Problem description - Pick out every line in the data below that holds "this".

Data entries -
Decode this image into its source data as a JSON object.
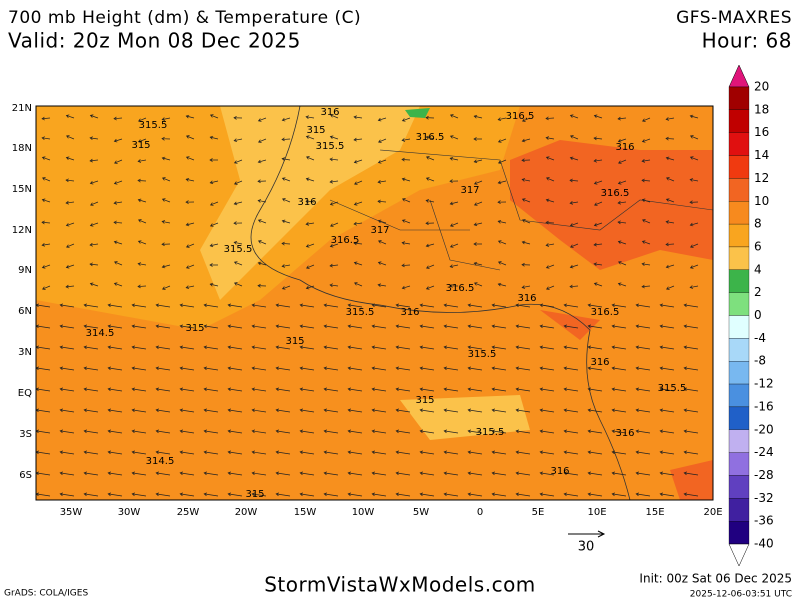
{
  "header": {
    "title": "700 mb Height (dm) & Temperature (C)",
    "valid": "Valid: 20z Mon 08 Dec 2025",
    "model": "GFS-MAXRES",
    "hour": "Hour: 68"
  },
  "map": {
    "lat_labels": [
      "21N",
      "18N",
      "15N",
      "12N",
      "9N",
      "6N",
      "3N",
      "EQ",
      "3S",
      "6S"
    ],
    "lon_labels": [
      "35W",
      "30W",
      "25W",
      "20W",
      "15W",
      "10W",
      "5W",
      "0",
      "5E",
      "10E",
      "15E",
      "20E"
    ],
    "contour_labels": [
      "316",
      "316.5",
      "315.5",
      "315",
      "316.5",
      "315",
      "315.5",
      "316",
      "317",
      "316.5",
      "316",
      "316.5",
      "317",
      "315.5",
      "316.5",
      "316",
      "315.5",
      "316",
      "316.5",
      "314.5",
      "315",
      "315",
      "315.5",
      "316",
      "315.5",
      "315",
      "315.5",
      "316",
      "314.5",
      "316",
      "315"
    ],
    "vector_reference": "30"
  },
  "colorbar": {
    "labels": [
      "20",
      "18",
      "16",
      "14",
      "12",
      "10",
      "8",
      "6",
      "4",
      "2",
      "0",
      "-4",
      "-8",
      "-12",
      "-16",
      "-20",
      "-24",
      "-28",
      "-32",
      "-36",
      "-40"
    ],
    "colors": [
      "#a00000",
      "#c00000",
      "#e01010",
      "#f03a10",
      "#f26522",
      "#f78a1e",
      "#f9a51f",
      "#fbc24a",
      "#3cb44a",
      "#7ee07e",
      "#e0ffff",
      "#a8d8f8",
      "#78b8f0",
      "#4a90e0",
      "#2060c8",
      "#c0b0f0",
      "#9070e0",
      "#6040c0",
      "#4020a0",
      "#200080"
    ],
    "top_color": "#e0157a",
    "bottom_color": "#ffffff"
  },
  "footer": {
    "grads": "GrADS: COLA/IGES",
    "site": "StormVistaWxModels.com",
    "init": "Init: 00z Sat 06 Dec 2025",
    "timestamp": "2025-12-06-03:51 UTC"
  }
}
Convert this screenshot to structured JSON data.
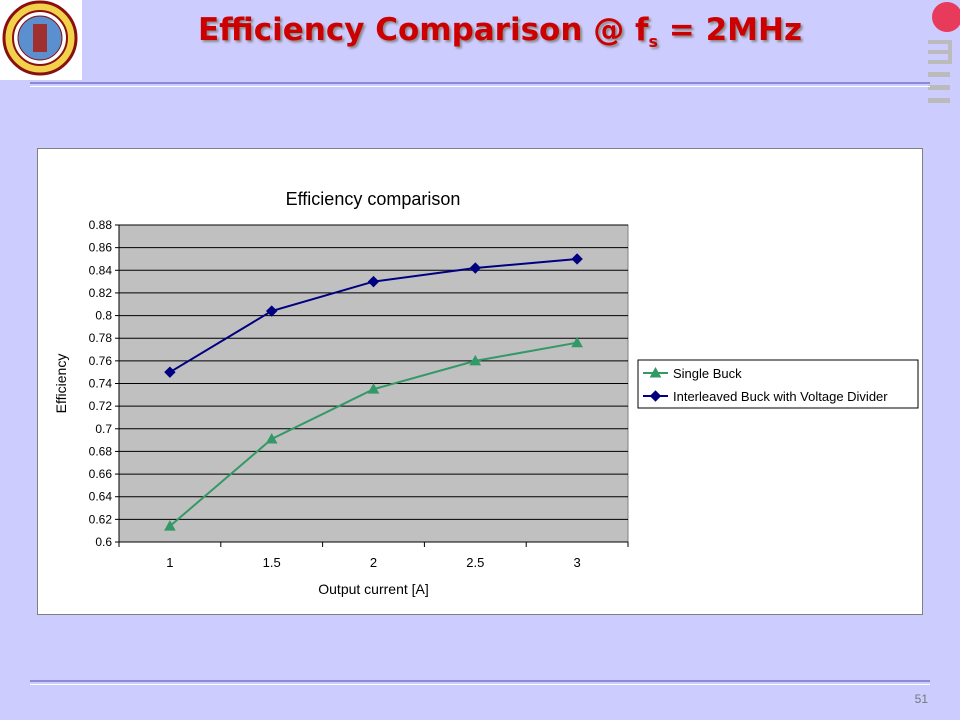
{
  "slide": {
    "title_main": "Efficiency Comparison @ f",
    "title_sub": "s",
    "title_tail": " = 2MHz",
    "page_number": "51",
    "title_color": "#cc0000",
    "background": "#ccccff"
  },
  "logos": {
    "left": "university-seal",
    "right": "university-mark-icon"
  },
  "chart_data": {
    "type": "line",
    "title": "Efficiency comparison",
    "xlabel": "Output current [A]",
    "ylabel": "Efficiency",
    "categories": [
      "1",
      "1.5",
      "2",
      "2.5",
      "3"
    ],
    "x": [
      1,
      1.5,
      2,
      2.5,
      3
    ],
    "ylim": [
      0.6,
      0.88
    ],
    "yticks": [
      0.6,
      0.62,
      0.64,
      0.66,
      0.68,
      0.7,
      0.72,
      0.74,
      0.76,
      0.78,
      0.8,
      0.82,
      0.84,
      0.86,
      0.88
    ],
    "ytick_labels": [
      "0.6",
      "0.62",
      "0.64",
      "0.66",
      "0.68",
      "0.7",
      "0.72",
      "0.74",
      "0.76",
      "0.78",
      "0.8",
      "0.82",
      "0.84",
      "0.86",
      "0.88"
    ],
    "grid": true,
    "legend_position": "right",
    "series": [
      {
        "name": "Single Buck",
        "values": [
          0.614,
          0.691,
          0.735,
          0.76,
          0.776
        ],
        "color": "#339966",
        "marker": "triangle"
      },
      {
        "name": "Interleaved Buck with Voltage Divider",
        "values": [
          0.75,
          0.804,
          0.83,
          0.842,
          0.85
        ],
        "color": "#000080",
        "marker": "diamond"
      }
    ]
  }
}
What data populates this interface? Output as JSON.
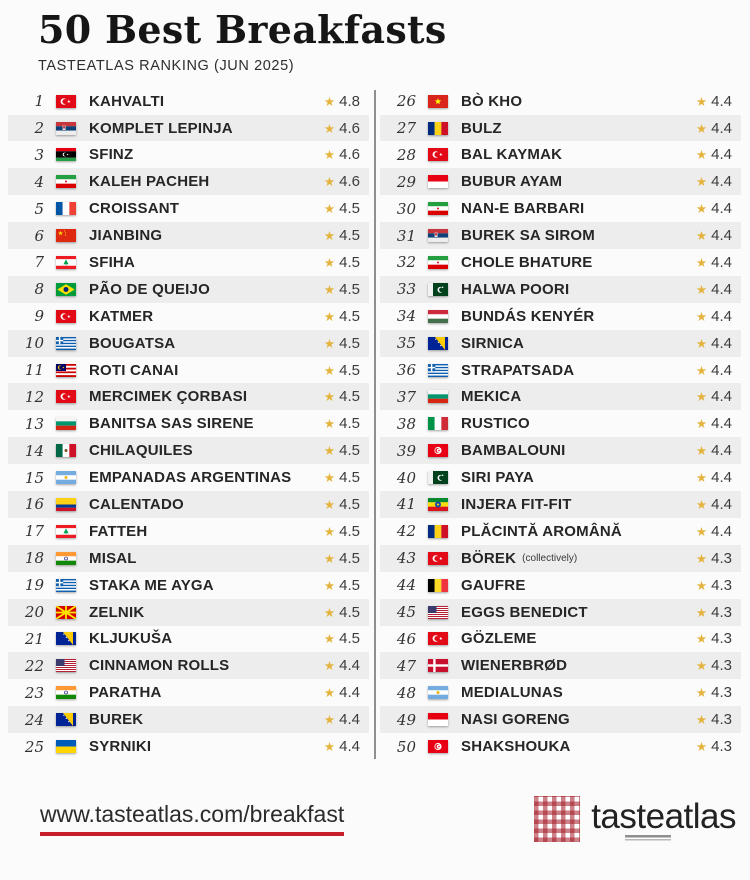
{
  "header": {
    "title": "50 Best Breakfasts",
    "subtitle": "TASTEATLAS RANKING (JUN 2025)"
  },
  "theme": {
    "star_gold": "#E3B33C",
    "accent_red": "#C81E2B",
    "stripe_gray": "#EDEDED"
  },
  "list": {
    "star_glyph": "★",
    "left": [
      {
        "rank": "1",
        "flag": "turkey",
        "name": "KAHVALTI",
        "rating": "4.8"
      },
      {
        "rank": "2",
        "flag": "serbia",
        "name": "KOMPLET LEPINJA",
        "rating": "4.6"
      },
      {
        "rank": "3",
        "flag": "libya",
        "name": "SFINZ",
        "rating": "4.6"
      },
      {
        "rank": "4",
        "flag": "iran",
        "name": "KALEH PACHEH",
        "rating": "4.6"
      },
      {
        "rank": "5",
        "flag": "france",
        "name": "CROISSANT",
        "rating": "4.5"
      },
      {
        "rank": "6",
        "flag": "china",
        "name": "JIANBING",
        "rating": "4.5"
      },
      {
        "rank": "7",
        "flag": "lebanon",
        "name": "SFIHA",
        "rating": "4.5"
      },
      {
        "rank": "8",
        "flag": "brazil",
        "name": "PÃO DE QUEIJO",
        "rating": "4.5"
      },
      {
        "rank": "9",
        "flag": "turkey",
        "name": "KATMER",
        "rating": "4.5"
      },
      {
        "rank": "10",
        "flag": "greece",
        "name": "BOUGATSA",
        "rating": "4.5"
      },
      {
        "rank": "11",
        "flag": "malaysia",
        "name": "ROTI CANAI",
        "rating": "4.5"
      },
      {
        "rank": "12",
        "flag": "turkey",
        "name": "MERCIMEK ÇORBASI",
        "rating": "4.5"
      },
      {
        "rank": "13",
        "flag": "bulgaria",
        "name": "BANITSA SAS SIRENE",
        "rating": "4.5"
      },
      {
        "rank": "14",
        "flag": "mexico",
        "name": "CHILAQUILES",
        "rating": "4.5"
      },
      {
        "rank": "15",
        "flag": "argentina",
        "name": "EMPANADAS ARGENTINAS",
        "rating": "4.5"
      },
      {
        "rank": "16",
        "flag": "colombia",
        "name": "CALENTADO",
        "rating": "4.5"
      },
      {
        "rank": "17",
        "flag": "lebanon",
        "name": "FATTEH",
        "rating": "4.5"
      },
      {
        "rank": "18",
        "flag": "india",
        "name": "MISAL",
        "rating": "4.5"
      },
      {
        "rank": "19",
        "flag": "greece",
        "name": "STAKA ME AYGA",
        "rating": "4.5"
      },
      {
        "rank": "20",
        "flag": "north_macedonia",
        "name": "ZELNIK",
        "rating": "4.5"
      },
      {
        "rank": "21",
        "flag": "bosnia",
        "name": "KLJUKUŠA",
        "rating": "4.5"
      },
      {
        "rank": "22",
        "flag": "usa",
        "name": "CINNAMON ROLLS",
        "rating": "4.4"
      },
      {
        "rank": "23",
        "flag": "india",
        "name": "PARATHA",
        "rating": "4.4"
      },
      {
        "rank": "24",
        "flag": "bosnia",
        "name": "BUREK",
        "rating": "4.4"
      },
      {
        "rank": "25",
        "flag": "ukraine",
        "name": "SYRNIKI",
        "rating": "4.4"
      }
    ],
    "right": [
      {
        "rank": "26",
        "flag": "vietnam",
        "name": "BÒ KHO",
        "rating": "4.4"
      },
      {
        "rank": "27",
        "flag": "romania",
        "name": "BULZ",
        "rating": "4.4"
      },
      {
        "rank": "28",
        "flag": "turkey",
        "name": "BAL KAYMAK",
        "rating": "4.4"
      },
      {
        "rank": "29",
        "flag": "indonesia",
        "name": "BUBUR AYAM",
        "rating": "4.4"
      },
      {
        "rank": "30",
        "flag": "iran",
        "name": "NAN-E BARBARI",
        "rating": "4.4"
      },
      {
        "rank": "31",
        "flag": "serbia",
        "name": "BUREK SA SIROM",
        "rating": "4.4"
      },
      {
        "rank": "32",
        "flag": "iran",
        "name": "CHOLE BHATURE",
        "rating": "4.4"
      },
      {
        "rank": "33",
        "flag": "pakistan",
        "name": "HALWA POORI",
        "rating": "4.4"
      },
      {
        "rank": "34",
        "flag": "hungary",
        "name": "BUNDÁS KENYÉR",
        "rating": "4.4"
      },
      {
        "rank": "35",
        "flag": "bosnia",
        "name": "SIRNICA",
        "rating": "4.4"
      },
      {
        "rank": "36",
        "flag": "greece",
        "name": "STRAPATSADA",
        "rating": "4.4"
      },
      {
        "rank": "37",
        "flag": "bulgaria",
        "name": "MEKICA",
        "rating": "4.4"
      },
      {
        "rank": "38",
        "flag": "italy",
        "name": "RUSTICO",
        "rating": "4.4"
      },
      {
        "rank": "39",
        "flag": "tunisia",
        "name": "BAMBALOUNI",
        "rating": "4.4"
      },
      {
        "rank": "40",
        "flag": "pakistan",
        "name": "SIRI PAYA",
        "rating": "4.4"
      },
      {
        "rank": "41",
        "flag": "ethiopia",
        "name": "INJERA FIT-FIT",
        "rating": "4.4"
      },
      {
        "rank": "42",
        "flag": "romania",
        "name": "PLĂCINTĂ AROMÂNĂ",
        "rating": "4.4"
      },
      {
        "rank": "43",
        "flag": "turkey",
        "name": "BÖREK",
        "note": "(collectively)",
        "rating": "4.3"
      },
      {
        "rank": "44",
        "flag": "belgium",
        "name": "GAUFRE",
        "rating": "4.3"
      },
      {
        "rank": "45",
        "flag": "usa",
        "name": "EGGS BENEDICT",
        "rating": "4.3"
      },
      {
        "rank": "46",
        "flag": "turkey",
        "name": "GÖZLEME",
        "rating": "4.3"
      },
      {
        "rank": "47",
        "flag": "denmark",
        "name": "WIENERBRØD",
        "rating": "4.3"
      },
      {
        "rank": "48",
        "flag": "argentina",
        "name": "MEDIALUNAS",
        "rating": "4.3"
      },
      {
        "rank": "49",
        "flag": "indonesia",
        "name": "NASI GORENG",
        "rating": "4.3"
      },
      {
        "rank": "50",
        "flag": "tunisia",
        "name": "SHAKSHOUKA",
        "rating": "4.3"
      }
    ]
  },
  "footer": {
    "url": "www.tasteatlas.com/breakfast",
    "logo_text": "tasteatlas"
  }
}
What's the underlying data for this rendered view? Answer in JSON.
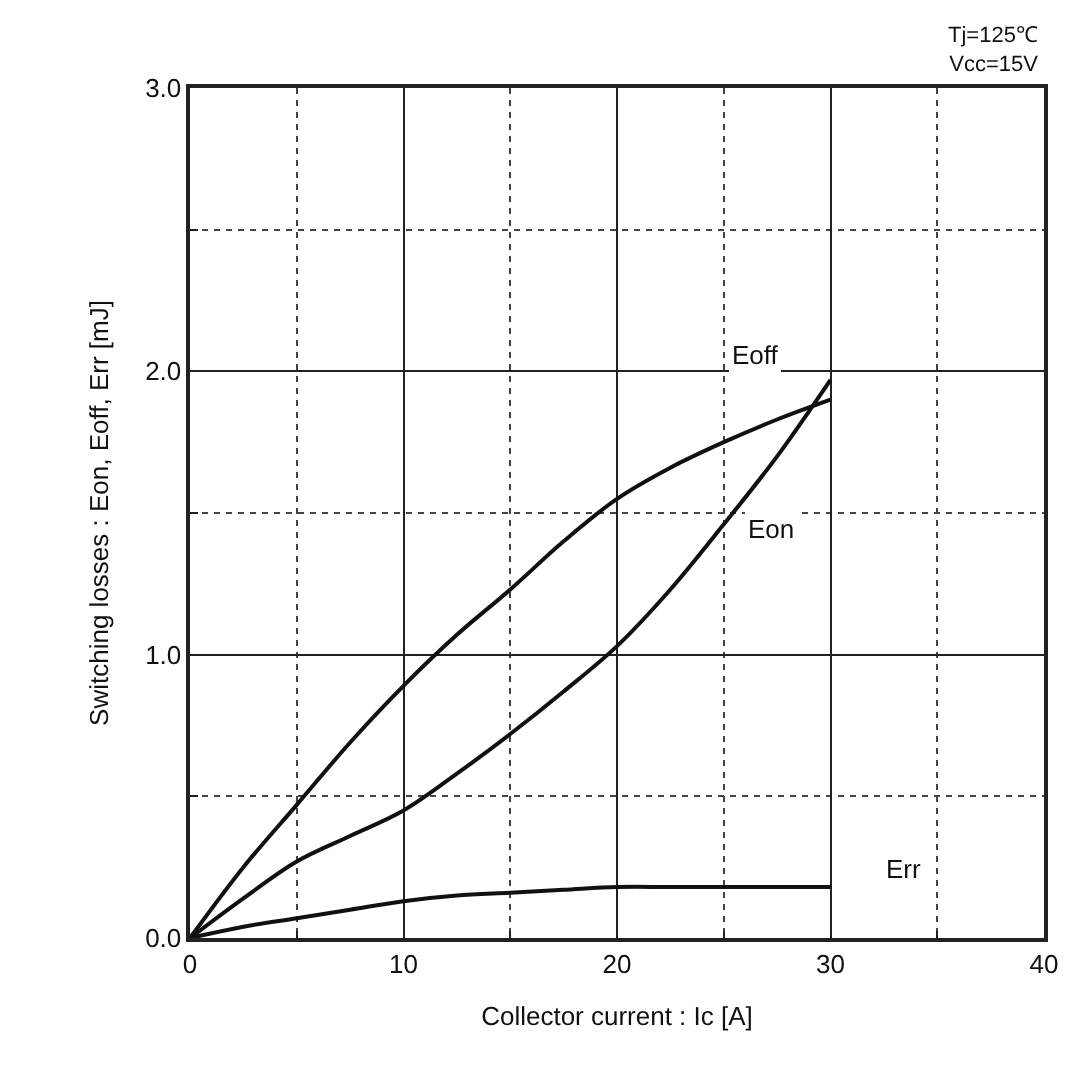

Written solution -
Decode this image into its source data as a JSON object.
Convert this screenshot to structured JSON data.
What data populates this interface? Output as JSON.
What's the underlying data for this rendered view? Answer in JSON.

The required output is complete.